◆ EXERCISE PROMPT ◆
Note each line where "spleen" appears, and copy it.

◆ RECORDS SHOWN ◆
# # # # #
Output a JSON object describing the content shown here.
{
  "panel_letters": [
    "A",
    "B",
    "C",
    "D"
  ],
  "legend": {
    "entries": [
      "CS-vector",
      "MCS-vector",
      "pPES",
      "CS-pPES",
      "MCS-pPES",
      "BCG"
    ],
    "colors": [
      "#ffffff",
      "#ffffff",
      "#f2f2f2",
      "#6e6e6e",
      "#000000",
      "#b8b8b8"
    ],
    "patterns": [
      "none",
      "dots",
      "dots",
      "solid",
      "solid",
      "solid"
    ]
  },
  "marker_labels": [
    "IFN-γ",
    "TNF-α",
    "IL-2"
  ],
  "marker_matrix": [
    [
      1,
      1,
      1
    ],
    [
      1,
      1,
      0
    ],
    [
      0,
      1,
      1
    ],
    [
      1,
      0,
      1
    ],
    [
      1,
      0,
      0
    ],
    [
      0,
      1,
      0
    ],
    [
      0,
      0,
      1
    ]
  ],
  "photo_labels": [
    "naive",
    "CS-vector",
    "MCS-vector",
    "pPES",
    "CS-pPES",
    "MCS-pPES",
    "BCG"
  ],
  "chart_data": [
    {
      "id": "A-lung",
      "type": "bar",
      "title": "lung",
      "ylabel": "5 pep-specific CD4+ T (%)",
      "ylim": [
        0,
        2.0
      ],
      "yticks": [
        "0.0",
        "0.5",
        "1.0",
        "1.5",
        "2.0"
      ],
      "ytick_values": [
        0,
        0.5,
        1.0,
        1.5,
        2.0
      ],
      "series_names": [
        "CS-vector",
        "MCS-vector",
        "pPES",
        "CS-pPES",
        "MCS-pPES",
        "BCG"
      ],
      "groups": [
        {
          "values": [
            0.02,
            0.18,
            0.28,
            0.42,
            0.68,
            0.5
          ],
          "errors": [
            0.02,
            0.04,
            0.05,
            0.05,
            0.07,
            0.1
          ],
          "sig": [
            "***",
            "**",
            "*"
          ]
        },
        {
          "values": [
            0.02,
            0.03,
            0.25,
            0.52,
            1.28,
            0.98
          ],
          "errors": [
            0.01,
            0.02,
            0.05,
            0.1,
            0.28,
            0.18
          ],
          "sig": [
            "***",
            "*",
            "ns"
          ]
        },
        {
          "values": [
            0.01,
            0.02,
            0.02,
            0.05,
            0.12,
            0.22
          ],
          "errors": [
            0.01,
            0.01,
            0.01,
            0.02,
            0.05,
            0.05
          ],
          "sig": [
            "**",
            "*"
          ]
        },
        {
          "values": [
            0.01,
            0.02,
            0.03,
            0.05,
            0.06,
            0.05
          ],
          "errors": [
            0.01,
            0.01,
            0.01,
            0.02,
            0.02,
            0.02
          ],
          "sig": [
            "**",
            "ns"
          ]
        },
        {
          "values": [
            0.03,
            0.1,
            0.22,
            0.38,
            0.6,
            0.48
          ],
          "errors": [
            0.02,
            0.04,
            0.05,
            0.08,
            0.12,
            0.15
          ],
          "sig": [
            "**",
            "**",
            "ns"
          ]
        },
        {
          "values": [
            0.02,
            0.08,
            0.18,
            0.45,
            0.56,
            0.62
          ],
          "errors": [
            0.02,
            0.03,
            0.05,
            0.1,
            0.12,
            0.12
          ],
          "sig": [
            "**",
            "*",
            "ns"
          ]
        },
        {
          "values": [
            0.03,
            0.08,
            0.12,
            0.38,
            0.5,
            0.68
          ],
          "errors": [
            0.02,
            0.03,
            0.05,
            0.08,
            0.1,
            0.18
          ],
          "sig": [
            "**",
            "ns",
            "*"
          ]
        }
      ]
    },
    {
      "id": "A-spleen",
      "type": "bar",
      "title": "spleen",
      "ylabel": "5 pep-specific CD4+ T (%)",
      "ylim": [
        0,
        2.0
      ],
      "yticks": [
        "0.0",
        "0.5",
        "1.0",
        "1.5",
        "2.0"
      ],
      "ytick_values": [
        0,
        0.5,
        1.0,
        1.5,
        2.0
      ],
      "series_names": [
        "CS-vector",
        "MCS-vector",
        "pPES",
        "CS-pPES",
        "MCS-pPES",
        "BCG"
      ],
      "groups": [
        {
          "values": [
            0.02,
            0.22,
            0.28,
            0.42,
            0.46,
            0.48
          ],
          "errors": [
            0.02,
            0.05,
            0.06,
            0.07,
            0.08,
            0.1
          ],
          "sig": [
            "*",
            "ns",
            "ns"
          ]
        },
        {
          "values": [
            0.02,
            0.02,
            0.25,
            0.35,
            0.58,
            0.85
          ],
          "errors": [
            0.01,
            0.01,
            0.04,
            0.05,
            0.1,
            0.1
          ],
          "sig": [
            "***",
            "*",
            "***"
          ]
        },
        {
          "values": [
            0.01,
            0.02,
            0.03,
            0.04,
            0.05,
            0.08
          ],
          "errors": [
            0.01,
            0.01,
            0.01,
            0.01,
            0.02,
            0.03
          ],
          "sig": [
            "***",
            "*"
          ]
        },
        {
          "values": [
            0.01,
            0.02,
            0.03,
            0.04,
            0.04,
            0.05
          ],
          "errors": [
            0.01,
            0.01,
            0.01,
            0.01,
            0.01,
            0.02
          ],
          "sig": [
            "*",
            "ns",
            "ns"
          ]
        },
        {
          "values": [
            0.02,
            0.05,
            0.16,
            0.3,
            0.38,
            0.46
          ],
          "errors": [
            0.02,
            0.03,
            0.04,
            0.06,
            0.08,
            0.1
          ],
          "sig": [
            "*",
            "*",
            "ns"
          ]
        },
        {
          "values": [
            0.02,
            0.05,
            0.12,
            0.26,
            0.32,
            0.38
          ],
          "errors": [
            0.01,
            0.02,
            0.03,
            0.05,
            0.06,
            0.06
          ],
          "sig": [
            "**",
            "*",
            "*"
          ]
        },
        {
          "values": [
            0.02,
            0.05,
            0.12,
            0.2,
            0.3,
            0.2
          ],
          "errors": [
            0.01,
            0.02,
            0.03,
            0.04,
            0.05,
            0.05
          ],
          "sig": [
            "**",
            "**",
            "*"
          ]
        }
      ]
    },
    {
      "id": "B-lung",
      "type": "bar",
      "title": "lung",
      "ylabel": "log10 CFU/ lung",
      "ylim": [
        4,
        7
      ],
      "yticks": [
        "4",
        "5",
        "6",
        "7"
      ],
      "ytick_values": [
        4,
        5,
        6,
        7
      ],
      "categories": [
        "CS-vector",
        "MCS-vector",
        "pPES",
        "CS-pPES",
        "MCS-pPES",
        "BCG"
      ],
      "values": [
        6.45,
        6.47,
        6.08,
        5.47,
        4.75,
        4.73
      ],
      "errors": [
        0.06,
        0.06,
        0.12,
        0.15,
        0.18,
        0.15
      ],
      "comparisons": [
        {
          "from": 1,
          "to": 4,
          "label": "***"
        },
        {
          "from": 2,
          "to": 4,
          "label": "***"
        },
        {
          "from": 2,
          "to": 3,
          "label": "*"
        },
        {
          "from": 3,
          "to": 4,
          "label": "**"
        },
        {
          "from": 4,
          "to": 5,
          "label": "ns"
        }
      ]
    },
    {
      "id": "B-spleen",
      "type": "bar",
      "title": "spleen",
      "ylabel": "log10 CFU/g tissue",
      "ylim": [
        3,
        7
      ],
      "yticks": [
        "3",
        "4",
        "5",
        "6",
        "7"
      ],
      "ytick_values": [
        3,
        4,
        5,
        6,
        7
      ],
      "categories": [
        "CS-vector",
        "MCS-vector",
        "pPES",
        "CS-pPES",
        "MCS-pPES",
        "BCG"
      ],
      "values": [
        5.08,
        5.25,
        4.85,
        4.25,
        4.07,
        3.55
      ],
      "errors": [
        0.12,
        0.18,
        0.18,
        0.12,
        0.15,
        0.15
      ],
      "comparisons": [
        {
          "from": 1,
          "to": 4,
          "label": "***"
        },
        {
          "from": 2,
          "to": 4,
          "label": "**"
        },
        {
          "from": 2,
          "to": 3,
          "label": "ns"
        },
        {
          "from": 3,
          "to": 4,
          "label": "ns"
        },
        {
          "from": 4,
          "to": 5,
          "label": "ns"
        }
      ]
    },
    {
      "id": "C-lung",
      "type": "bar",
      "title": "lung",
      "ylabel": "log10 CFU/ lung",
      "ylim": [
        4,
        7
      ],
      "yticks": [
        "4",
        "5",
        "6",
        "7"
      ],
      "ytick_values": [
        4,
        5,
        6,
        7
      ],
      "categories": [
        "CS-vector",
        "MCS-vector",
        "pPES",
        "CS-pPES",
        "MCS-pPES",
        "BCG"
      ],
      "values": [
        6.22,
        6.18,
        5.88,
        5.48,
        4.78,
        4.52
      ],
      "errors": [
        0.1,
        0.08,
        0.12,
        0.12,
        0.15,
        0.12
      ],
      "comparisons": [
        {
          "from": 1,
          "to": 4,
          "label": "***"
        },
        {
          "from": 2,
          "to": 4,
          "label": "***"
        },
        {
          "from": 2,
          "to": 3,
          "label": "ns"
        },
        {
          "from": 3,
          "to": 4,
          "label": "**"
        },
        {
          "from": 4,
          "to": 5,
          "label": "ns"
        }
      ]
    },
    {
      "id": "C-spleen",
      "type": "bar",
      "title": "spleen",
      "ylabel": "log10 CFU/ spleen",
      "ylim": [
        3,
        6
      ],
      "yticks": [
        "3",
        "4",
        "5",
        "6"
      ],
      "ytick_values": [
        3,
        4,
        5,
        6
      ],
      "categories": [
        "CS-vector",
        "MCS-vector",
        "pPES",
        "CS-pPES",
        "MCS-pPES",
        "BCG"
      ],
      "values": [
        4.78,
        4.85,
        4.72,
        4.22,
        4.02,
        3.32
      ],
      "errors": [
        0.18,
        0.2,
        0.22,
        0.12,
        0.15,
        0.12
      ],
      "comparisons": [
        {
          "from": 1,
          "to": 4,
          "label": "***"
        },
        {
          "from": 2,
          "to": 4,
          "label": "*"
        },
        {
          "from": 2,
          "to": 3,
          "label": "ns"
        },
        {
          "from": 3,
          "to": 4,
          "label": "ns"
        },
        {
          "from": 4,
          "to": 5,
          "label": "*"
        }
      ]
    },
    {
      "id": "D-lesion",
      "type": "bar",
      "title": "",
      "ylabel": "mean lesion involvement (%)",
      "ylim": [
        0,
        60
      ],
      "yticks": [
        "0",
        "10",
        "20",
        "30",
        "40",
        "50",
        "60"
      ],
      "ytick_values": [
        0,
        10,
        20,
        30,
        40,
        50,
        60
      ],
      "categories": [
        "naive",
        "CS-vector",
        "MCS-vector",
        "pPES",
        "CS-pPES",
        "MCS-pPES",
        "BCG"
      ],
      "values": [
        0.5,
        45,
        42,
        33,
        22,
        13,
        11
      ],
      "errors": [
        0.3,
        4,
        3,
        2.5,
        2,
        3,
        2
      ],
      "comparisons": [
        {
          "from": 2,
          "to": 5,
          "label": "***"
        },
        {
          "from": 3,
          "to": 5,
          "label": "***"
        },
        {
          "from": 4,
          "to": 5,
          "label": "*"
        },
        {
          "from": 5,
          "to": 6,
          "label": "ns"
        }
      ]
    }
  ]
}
# # # # #
◆ RESULT BELOW ◆
      "id": "A-spleen",
      "title": "spleen",
      "id": "B-spleen",
      "title": "spleen",
      "id": "C-spleen",
      "title": "spleen",
      "ylabel": "log10 CFU/ spleen",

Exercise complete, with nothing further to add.